• What to work on
From the entries below, please gather each line containing the string "выполнения".

• Provided entries
+===+
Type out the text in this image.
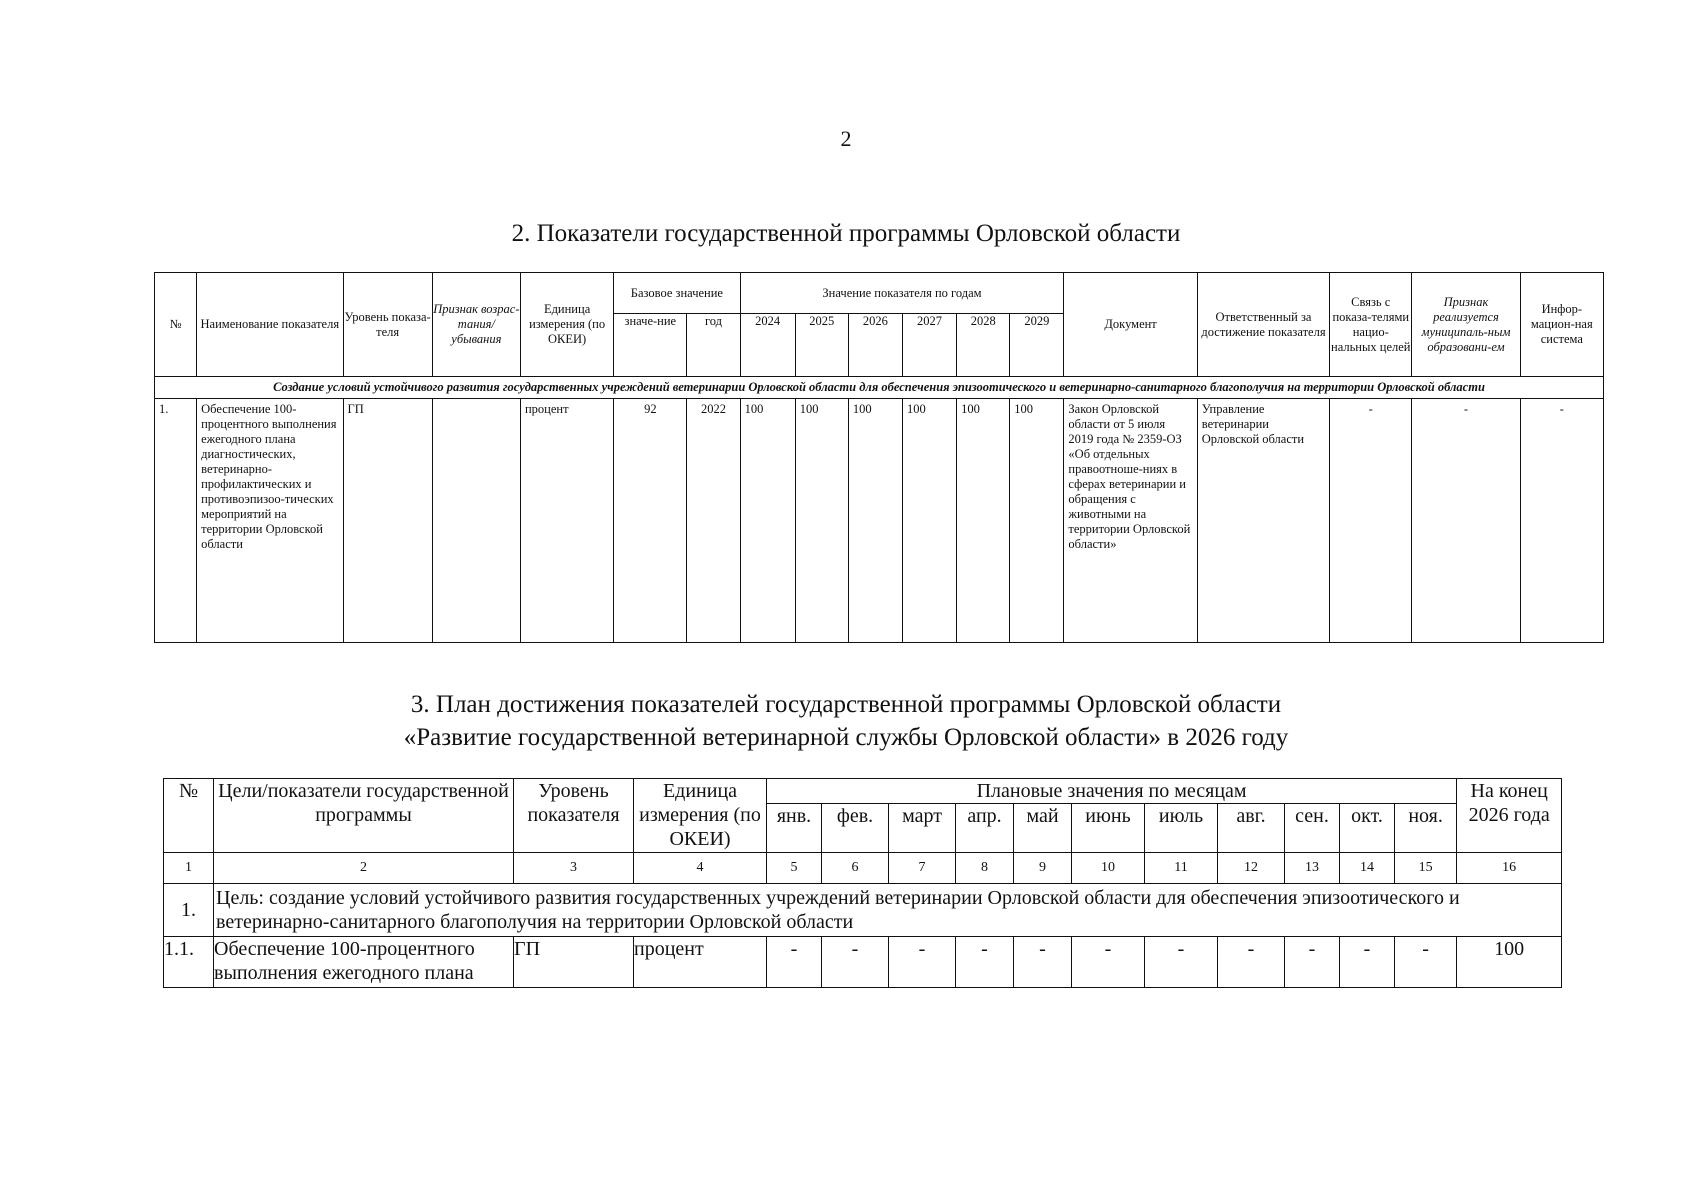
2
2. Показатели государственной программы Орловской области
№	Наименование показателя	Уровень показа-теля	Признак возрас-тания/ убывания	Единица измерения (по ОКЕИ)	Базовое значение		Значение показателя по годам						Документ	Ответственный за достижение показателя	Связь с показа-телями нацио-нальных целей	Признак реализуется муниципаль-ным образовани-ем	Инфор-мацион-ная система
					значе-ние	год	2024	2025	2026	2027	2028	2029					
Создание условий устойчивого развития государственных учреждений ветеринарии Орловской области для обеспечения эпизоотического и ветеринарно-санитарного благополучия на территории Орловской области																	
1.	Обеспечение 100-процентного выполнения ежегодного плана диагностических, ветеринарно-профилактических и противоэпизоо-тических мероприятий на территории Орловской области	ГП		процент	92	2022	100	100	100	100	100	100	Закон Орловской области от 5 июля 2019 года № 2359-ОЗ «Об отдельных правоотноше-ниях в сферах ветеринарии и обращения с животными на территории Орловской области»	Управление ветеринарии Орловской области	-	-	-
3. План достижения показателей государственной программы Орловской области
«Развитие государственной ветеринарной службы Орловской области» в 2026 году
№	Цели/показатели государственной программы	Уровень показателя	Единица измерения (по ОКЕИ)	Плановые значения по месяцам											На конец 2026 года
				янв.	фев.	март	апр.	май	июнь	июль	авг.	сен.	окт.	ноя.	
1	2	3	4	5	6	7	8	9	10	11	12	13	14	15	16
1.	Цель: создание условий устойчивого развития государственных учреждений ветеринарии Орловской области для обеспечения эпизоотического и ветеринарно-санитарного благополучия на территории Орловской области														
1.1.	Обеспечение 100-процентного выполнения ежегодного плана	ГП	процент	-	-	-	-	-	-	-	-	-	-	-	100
+===+
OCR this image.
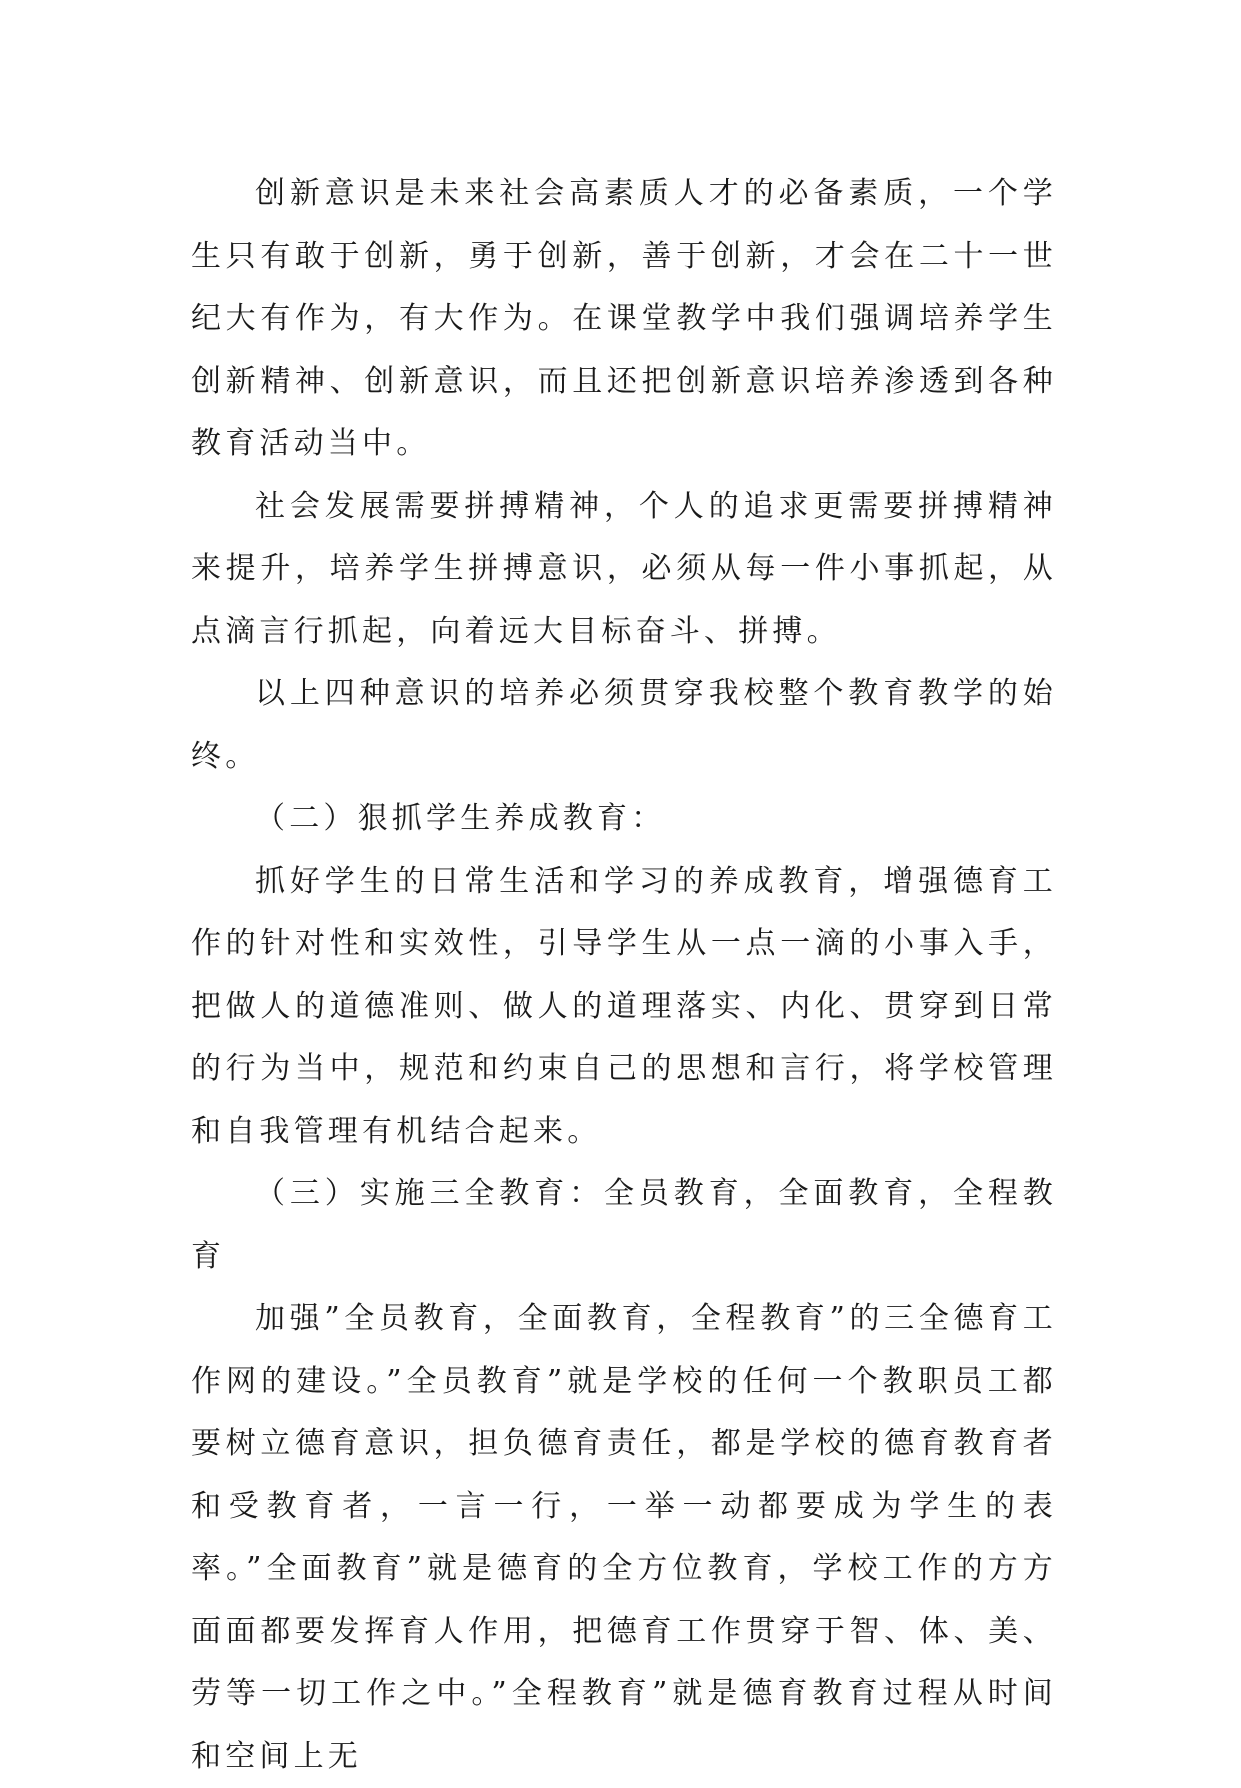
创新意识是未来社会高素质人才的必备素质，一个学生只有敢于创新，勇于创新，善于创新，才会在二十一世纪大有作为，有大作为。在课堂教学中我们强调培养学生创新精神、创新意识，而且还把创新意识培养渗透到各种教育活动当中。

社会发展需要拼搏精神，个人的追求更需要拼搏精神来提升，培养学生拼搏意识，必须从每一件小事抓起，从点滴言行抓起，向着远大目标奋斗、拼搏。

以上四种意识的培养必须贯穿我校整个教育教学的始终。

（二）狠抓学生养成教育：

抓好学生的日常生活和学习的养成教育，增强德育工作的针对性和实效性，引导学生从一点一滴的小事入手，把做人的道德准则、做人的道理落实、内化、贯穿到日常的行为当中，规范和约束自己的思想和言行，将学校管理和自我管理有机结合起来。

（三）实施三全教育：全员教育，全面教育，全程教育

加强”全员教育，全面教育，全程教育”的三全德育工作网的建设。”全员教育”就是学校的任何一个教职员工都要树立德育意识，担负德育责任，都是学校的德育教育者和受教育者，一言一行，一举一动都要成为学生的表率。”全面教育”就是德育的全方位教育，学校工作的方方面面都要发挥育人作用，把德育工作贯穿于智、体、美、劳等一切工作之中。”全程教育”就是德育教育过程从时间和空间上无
+===+
• Exercise solution
1.	Обеспечение 100-процентного выполнения ежегодного плана диагностических, ветеринарно-профилактических и противоэпизоо-тических мероприятий на территории Орловской области	ГП		процент	92	2022	100	100	100	100	100	100	Закон Орловской области от 5 июля 2019 года № 2359-ОЗ «Об отдельных правоотноше-ниях в сферах ветеринарии и обращения с животными на территории Орловской области»	Управление ветеринарии Орловской области	-	-	-
1.1.	Обеспечение 100-процентного выполнения ежегодного плана	ГП	процент	-	-	-	-	-	-	-	-	-	-	-	100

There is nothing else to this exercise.